[Entries with figure data]
>> Begin
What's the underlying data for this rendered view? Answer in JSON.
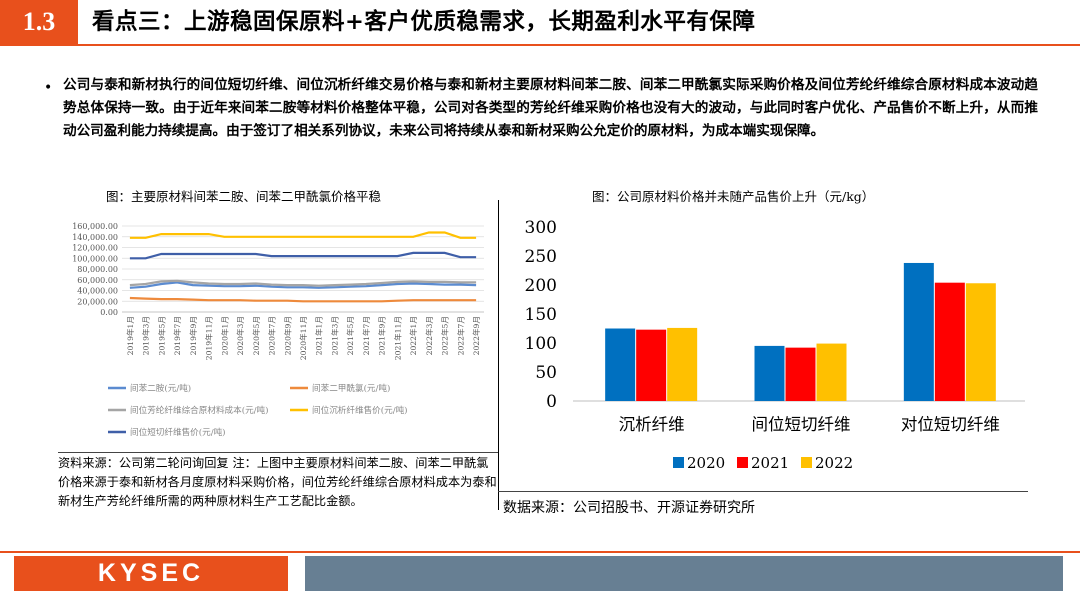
{
  "header": {
    "section_number": "1.3",
    "title": "看点三：上游稳固保原料+客户优质稳需求，长期盈利水平有保障"
  },
  "bullet": {
    "marker": "•",
    "text": "公司与泰和新材执行的间位短切纤维、间位沉析纤维交易价格与泰和新材主要原材料间苯二胺、间苯二甲酰氯实际采购价格及间位芳纶纤维综合原材料成本波动趋势总体保持一致。由于近年来间苯二胺等材料价格整体平稳，公司对各类型的芳纶纤维采购价格也没有大的波动，与此同时客户优化、产品售价不断上升，从而推动公司盈利能力持续提高。由于签订了相关系列协议，未来公司将持续从泰和新材采购公允定价的原材料，为成本端实现保障。"
  },
  "left_chart": {
    "caption": "图：主要原材料间苯二胺、间苯二甲酰氯价格平稳",
    "note": "资料来源：公司第二轮问询回复        注：上图中主要原材料间苯二胺、间苯二甲酰氯价格来源于泰和新材各月度原材料采购价格，间位芳纶纤维综合原材料成本为泰和新材生产芳纶纤维所需的两种原材料生产工艺配比金额。"
  },
  "right_chart": {
    "caption": "图：公司原材料价格并未随产品售价上升（元/kg）",
    "source": "数据来源：公司招股书、开源证券研究所"
  },
  "footer": {
    "logo": "KYSEC"
  },
  "chart_data": [
    {
      "type": "line",
      "y_ticks": [
        "160,000.00",
        "140,000.00",
        "120,000.00",
        "100,000.00",
        "80,000.00",
        "60,000.00",
        "40,000.00",
        "20,000.00",
        "0.00"
      ],
      "ylim": [
        0,
        160000
      ],
      "grid": true,
      "x": [
        "2019年1月",
        "2019年3月",
        "2019年5月",
        "2019年7月",
        "2019年9月",
        "2019年11月",
        "2020年1月",
        "2020年3月",
        "2020年5月",
        "2020年7月",
        "2020年9月",
        "2020年11月",
        "2021年1月",
        "2021年3月",
        "2021年5月",
        "2021年7月",
        "2021年9月",
        "2021年11月",
        "2022年1月",
        "2022年3月",
        "2022年5月",
        "2022年7月",
        "2022年9月"
      ],
      "series": [
        {
          "name": "间苯二胺(元/吨)",
          "color": "#5b8bd0",
          "values": [
            45000,
            47000,
            52000,
            55000,
            50000,
            49000,
            48000,
            48000,
            49000,
            47000,
            46000,
            46000,
            45000,
            46000,
            47000,
            48000,
            50000,
            52000,
            53000,
            52000,
            51000,
            51000,
            50000
          ]
        },
        {
          "name": "间苯二甲酰氯(元/吨)",
          "color": "#ee8a3c",
          "values": [
            26000,
            25000,
            24000,
            24000,
            23000,
            22000,
            22000,
            22000,
            21000,
            21000,
            21000,
            20000,
            20000,
            20000,
            20000,
            20000,
            20000,
            21000,
            22000,
            22000,
            22000,
            22000,
            22000
          ]
        },
        {
          "name": "间位芳纶纤维综合原材料成本(元/吨)",
          "color": "#a5a5a5",
          "values": [
            50000,
            52000,
            57000,
            58000,
            55000,
            53000,
            52000,
            52000,
            53000,
            51000,
            50000,
            50000,
            49000,
            50000,
            51000,
            52000,
            54000,
            56000,
            57000,
            56000,
            56000,
            55000,
            55000
          ]
        },
        {
          "name": "间位沉析纤维售价(元/吨)",
          "color": "#ffc000",
          "values": [
            138000,
            138000,
            145000,
            145000,
            145000,
            145000,
            140000,
            140000,
            140000,
            140000,
            140000,
            140000,
            140000,
            140000,
            140000,
            140000,
            140000,
            140000,
            140000,
            148000,
            148000,
            138000,
            138000
          ]
        },
        {
          "name": "间位短切纤维售价(元/吨)",
          "color": "#3f5fa8",
          "values": [
            100000,
            100000,
            108000,
            108000,
            108000,
            108000,
            108000,
            108000,
            108000,
            104000,
            104000,
            104000,
            104000,
            104000,
            104000,
            104000,
            104000,
            104000,
            110000,
            110000,
            110000,
            102000,
            102000
          ]
        }
      ]
    },
    {
      "type": "bar",
      "categories": [
        "沉析纤维",
        "间位短切纤维",
        "对位短切纤维"
      ],
      "ylim": [
        0,
        300
      ],
      "y_ticks": [
        0,
        50,
        100,
        150,
        200,
        250,
        300
      ],
      "grid": false,
      "legend": "bottom",
      "series": [
        {
          "name": "2020",
          "color": "#0070c0",
          "values": [
            125,
            95,
            238
          ]
        },
        {
          "name": "2021",
          "color": "#ff0000",
          "values": [
            123,
            92,
            204
          ]
        },
        {
          "name": "2022",
          "color": "#ffc000",
          "values": [
            126,
            99,
            203
          ]
        }
      ]
    }
  ]
}
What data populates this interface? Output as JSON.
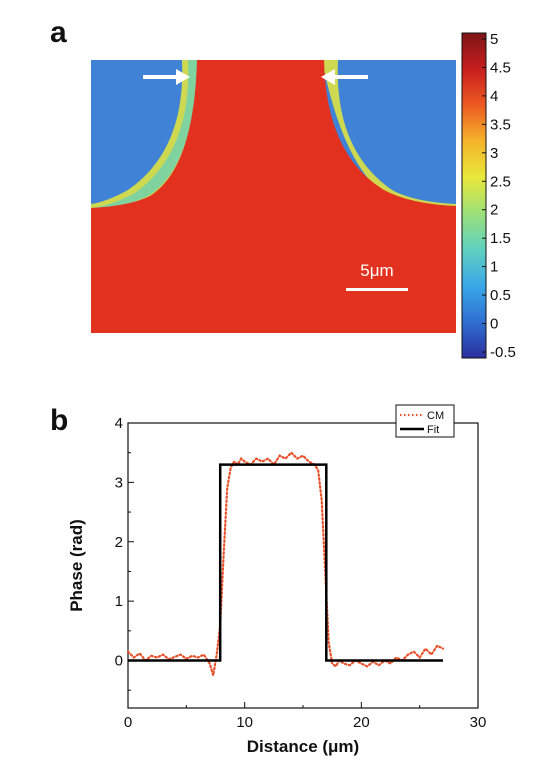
{
  "panels": {
    "a_label": "a",
    "b_label": "b"
  },
  "scalebar": {
    "label": "5μm"
  },
  "colorbar": {
    "ticks": [
      "5",
      "4.5",
      "4",
      "3.5",
      "3",
      "2.5",
      "2",
      "1.5",
      "1",
      "0.5",
      "0",
      "-0.5"
    ],
    "colors": [
      "#2b2f9e",
      "#2f6fd0",
      "#3aa8e8",
      "#5fd0c0",
      "#9be07a",
      "#e8e83a",
      "#f5b32a",
      "#ec5a22",
      "#c81e1e",
      "#7d1515"
    ]
  },
  "chart_data": {
    "type": "line",
    "xlabel": "Distance (μm)",
    "ylabel": "Phase (rad)",
    "xlim": [
      0,
      30
    ],
    "ylim": [
      -0.8,
      4
    ],
    "xticks": [
      "0",
      "10",
      "20",
      "30"
    ],
    "yticks": [
      "0",
      "1",
      "2",
      "3",
      "4"
    ],
    "legend_position": "top-right",
    "series": [
      {
        "name": "CM",
        "style": "dotted",
        "color": "#e8502a",
        "x": [
          0.0,
          0.5,
          1.0,
          1.5,
          2.0,
          2.5,
          3.0,
          3.5,
          4.0,
          4.5,
          5.0,
          5.5,
          6.0,
          6.5,
          7.0,
          7.3,
          7.6,
          7.9,
          8.2,
          8.5,
          8.8,
          9.1,
          9.4,
          9.7,
          10.0,
          10.5,
          11.0,
          11.5,
          12.0,
          12.5,
          13.0,
          13.5,
          14.0,
          14.5,
          15.0,
          15.5,
          16.0,
          16.3,
          16.6,
          16.9,
          17.2,
          17.5,
          17.8,
          18.1,
          18.5,
          19.0,
          19.5,
          20.0,
          20.5,
          21.0,
          21.5,
          22.0,
          22.5,
          23.0,
          23.5,
          24.0,
          24.5,
          25.0,
          25.5,
          26.0,
          26.5,
          27.0
        ],
        "y": [
          0.15,
          0.05,
          0.12,
          0.0,
          0.08,
          0.05,
          0.1,
          0.02,
          0.06,
          0.1,
          0.03,
          0.08,
          0.05,
          0.1,
          -0.05,
          -0.25,
          0.1,
          0.6,
          1.8,
          2.9,
          3.25,
          3.35,
          3.3,
          3.4,
          3.35,
          3.3,
          3.4,
          3.35,
          3.4,
          3.3,
          3.45,
          3.4,
          3.5,
          3.4,
          3.45,
          3.35,
          3.3,
          3.2,
          2.7,
          1.5,
          0.3,
          -0.05,
          -0.1,
          0.0,
          -0.05,
          -0.08,
          0.0,
          -0.05,
          -0.1,
          -0.02,
          -0.08,
          0.0,
          -0.05,
          0.05,
          0.0,
          0.1,
          0.15,
          0.05,
          0.2,
          0.1,
          0.25,
          0.2
        ]
      },
      {
        "name": "Fit",
        "style": "solid",
        "color": "#000000",
        "x": [
          0,
          7.9,
          7.9,
          17.0,
          17.0,
          27.0
        ],
        "y": [
          0,
          0,
          3.3,
          3.3,
          0,
          0
        ]
      }
    ]
  }
}
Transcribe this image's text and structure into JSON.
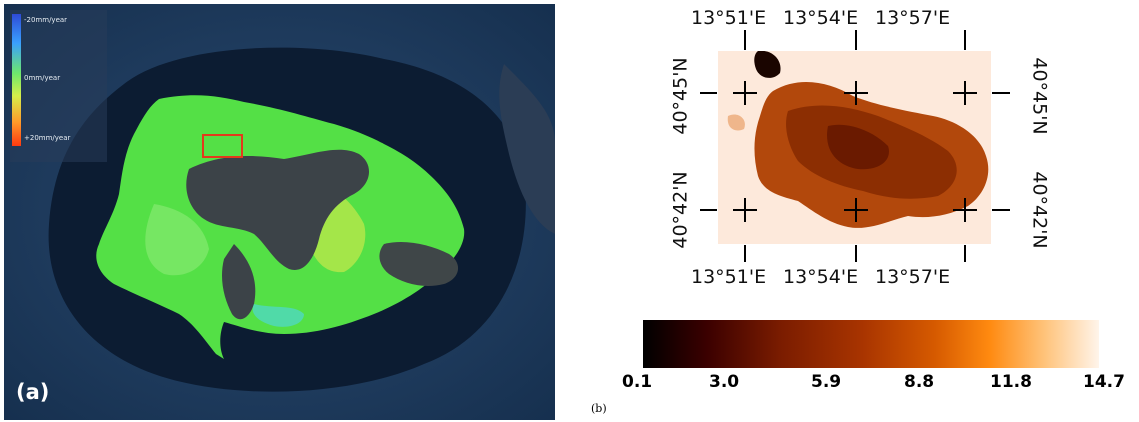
{
  "panel_a": {
    "label": "(a)",
    "legend": {
      "top_label": "-20mm/year",
      "mid_label": "0mm/year",
      "bottom_label": "+20mm/year",
      "colors": [
        "#2e4bd6",
        "#3aa0ff",
        "#6ee86c",
        "#d6ef4a",
        "#ff9a2a",
        "#ff3a10"
      ]
    }
  },
  "panel_b": {
    "label": "(b)",
    "top_ticks": [
      "13°51'E",
      "13°54'E",
      "13°57'E"
    ],
    "bottom_ticks": [
      "13°51'E",
      "13°54'E",
      "13°57'E"
    ],
    "left_ticks": [
      "40°45'N",
      "40°42'N"
    ],
    "right_ticks": [
      "40°45'N",
      "40°42'N"
    ],
    "colorbar": {
      "ticks": [
        "0.1",
        "3.0",
        "5.9",
        "8.8",
        "11.8",
        "14.7"
      ],
      "range": [
        0.1,
        14.7
      ],
      "colors": [
        "#000000",
        "#7a1c00",
        "#d65a00",
        "#ff8a10",
        "#fff4ea"
      ]
    }
  }
}
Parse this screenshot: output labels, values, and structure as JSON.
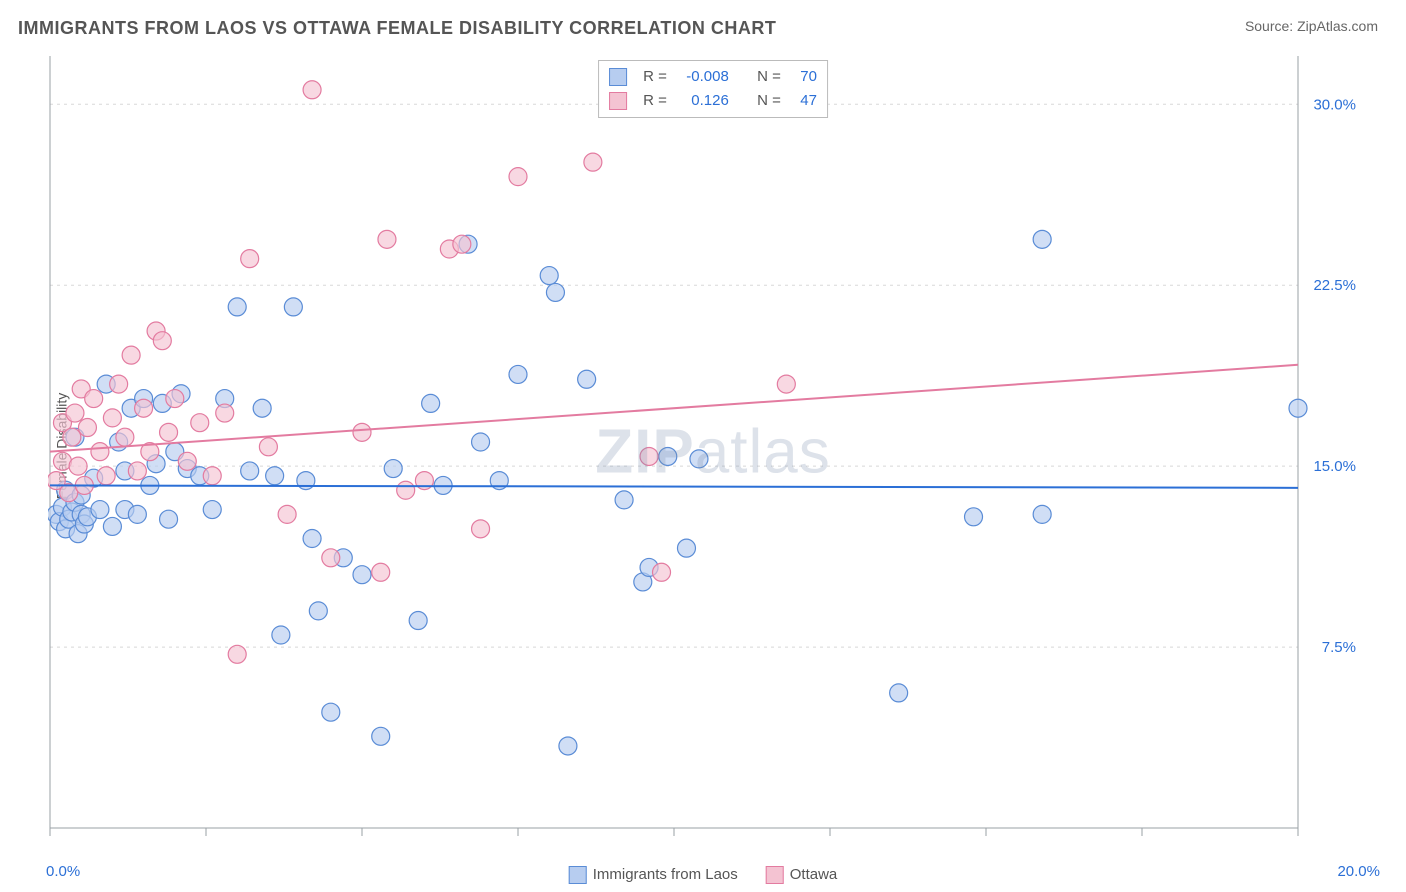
{
  "title": "IMMIGRANTS FROM LAOS VS OTTAWA FEMALE DISABILITY CORRELATION CHART",
  "source": "Source: ZipAtlas.com",
  "ylabel": "Female Disability",
  "watermark": "ZIPatlas",
  "chart": {
    "type": "scatter",
    "xlim": [
      0,
      20
    ],
    "ylim": [
      0,
      32
    ],
    "x_ticks": [
      0,
      2.5,
      5,
      7.5,
      10,
      12.5,
      15,
      17.5,
      20
    ],
    "x_tick_labels": {
      "0": "0.0%",
      "20": "20.0%"
    },
    "y_ticks": [
      7.5,
      15.0,
      22.5,
      30.0
    ],
    "y_tick_labels": [
      "7.5%",
      "15.0%",
      "22.5%",
      "30.0%"
    ],
    "grid_color": "#d8d8d8",
    "axis_color": "#9aa0a6",
    "axis_label_color": "#2b6fd6",
    "background": "#ffffff",
    "marker_radius": 9,
    "marker_stroke_width": 1.2,
    "series": [
      {
        "name": "Immigrants from Laos",
        "fill": "#b7cdf0",
        "stroke": "#5a8cd6",
        "fill_opacity": 0.65,
        "R": "-0.008",
        "N": "70",
        "trend": {
          "y0": 14.2,
          "y1": 14.1,
          "color": "#2b6fd6",
          "width": 2
        },
        "points": [
          [
            0.1,
            13.0
          ],
          [
            0.15,
            12.7
          ],
          [
            0.2,
            13.3
          ],
          [
            0.25,
            14.0
          ],
          [
            0.25,
            12.4
          ],
          [
            0.3,
            12.8
          ],
          [
            0.35,
            13.1
          ],
          [
            0.4,
            13.5
          ],
          [
            0.4,
            16.2
          ],
          [
            0.45,
            12.2
          ],
          [
            0.5,
            13.8
          ],
          [
            0.5,
            13.0
          ],
          [
            0.55,
            12.6
          ],
          [
            0.6,
            12.9
          ],
          [
            0.7,
            14.5
          ],
          [
            0.8,
            13.2
          ],
          [
            0.9,
            18.4
          ],
          [
            1.0,
            12.5
          ],
          [
            1.1,
            16.0
          ],
          [
            1.2,
            13.2
          ],
          [
            1.2,
            14.8
          ],
          [
            1.3,
            17.4
          ],
          [
            1.4,
            13.0
          ],
          [
            1.5,
            17.8
          ],
          [
            1.6,
            14.2
          ],
          [
            1.7,
            15.1
          ],
          [
            1.8,
            17.6
          ],
          [
            1.9,
            12.8
          ],
          [
            2.0,
            15.6
          ],
          [
            2.1,
            18.0
          ],
          [
            2.2,
            14.9
          ],
          [
            2.4,
            14.6
          ],
          [
            2.6,
            13.2
          ],
          [
            2.8,
            17.8
          ],
          [
            3.0,
            21.6
          ],
          [
            3.2,
            14.8
          ],
          [
            3.4,
            17.4
          ],
          [
            3.6,
            14.6
          ],
          [
            3.7,
            8.0
          ],
          [
            3.9,
            21.6
          ],
          [
            4.1,
            14.4
          ],
          [
            4.2,
            12.0
          ],
          [
            4.3,
            9.0
          ],
          [
            4.5,
            4.8
          ],
          [
            4.7,
            11.2
          ],
          [
            5.0,
            10.5
          ],
          [
            5.3,
            3.8
          ],
          [
            5.5,
            14.9
          ],
          [
            5.9,
            8.6
          ],
          [
            6.1,
            17.6
          ],
          [
            6.3,
            14.2
          ],
          [
            6.7,
            24.2
          ],
          [
            6.9,
            16.0
          ],
          [
            7.2,
            14.4
          ],
          [
            7.5,
            18.8
          ],
          [
            8.0,
            22.9
          ],
          [
            8.1,
            22.2
          ],
          [
            8.3,
            3.4
          ],
          [
            8.6,
            18.6
          ],
          [
            9.2,
            13.6
          ],
          [
            9.5,
            10.2
          ],
          [
            9.6,
            10.8
          ],
          [
            9.9,
            15.4
          ],
          [
            10.2,
            11.6
          ],
          [
            10.4,
            15.3
          ],
          [
            13.6,
            5.6
          ],
          [
            14.8,
            12.9
          ],
          [
            15.9,
            24.4
          ],
          [
            15.9,
            13.0
          ],
          [
            20.0,
            17.4
          ]
        ]
      },
      {
        "name": "Ottawa",
        "fill": "#f4c3d2",
        "stroke": "#e37ba0",
        "fill_opacity": 0.65,
        "R": "0.126",
        "N": "47",
        "trend": {
          "y0": 15.6,
          "y1": 19.2,
          "color": "#e37ba0",
          "width": 2
        },
        "points": [
          [
            0.1,
            14.4
          ],
          [
            0.2,
            15.2
          ],
          [
            0.2,
            16.8
          ],
          [
            0.3,
            13.9
          ],
          [
            0.35,
            16.2
          ],
          [
            0.4,
            17.2
          ],
          [
            0.45,
            15.0
          ],
          [
            0.5,
            18.2
          ],
          [
            0.55,
            14.2
          ],
          [
            0.6,
            16.6
          ],
          [
            0.7,
            17.8
          ],
          [
            0.8,
            15.6
          ],
          [
            0.9,
            14.6
          ],
          [
            1.0,
            17.0
          ],
          [
            1.1,
            18.4
          ],
          [
            1.2,
            16.2
          ],
          [
            1.3,
            19.6
          ],
          [
            1.4,
            14.8
          ],
          [
            1.5,
            17.4
          ],
          [
            1.6,
            15.6
          ],
          [
            1.7,
            20.6
          ],
          [
            1.8,
            20.2
          ],
          [
            1.9,
            16.4
          ],
          [
            2.0,
            17.8
          ],
          [
            2.2,
            15.2
          ],
          [
            2.4,
            16.8
          ],
          [
            2.6,
            14.6
          ],
          [
            2.8,
            17.2
          ],
          [
            3.0,
            7.2
          ],
          [
            3.2,
            23.6
          ],
          [
            3.5,
            15.8
          ],
          [
            3.8,
            13.0
          ],
          [
            4.2,
            30.6
          ],
          [
            4.5,
            11.2
          ],
          [
            5.0,
            16.4
          ],
          [
            5.3,
            10.6
          ],
          [
            5.4,
            24.4
          ],
          [
            5.7,
            14.0
          ],
          [
            6.0,
            14.4
          ],
          [
            6.4,
            24.0
          ],
          [
            6.6,
            24.2
          ],
          [
            6.9,
            12.4
          ],
          [
            7.5,
            27.0
          ],
          [
            8.7,
            27.6
          ],
          [
            9.6,
            15.4
          ],
          [
            9.8,
            10.6
          ],
          [
            11.8,
            18.4
          ]
        ]
      }
    ],
    "bottom_legend": [
      {
        "label": "Immigrants from Laos",
        "fill": "#b7cdf0",
        "stroke": "#5a8cd6"
      },
      {
        "label": "Ottawa",
        "fill": "#f4c3d2",
        "stroke": "#e37ba0"
      }
    ]
  }
}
>> End
* STATED PROBLEM *
Looking at the entries above, state how many lines contain "What"; give the number alone.

* TASK OUTPUT *
2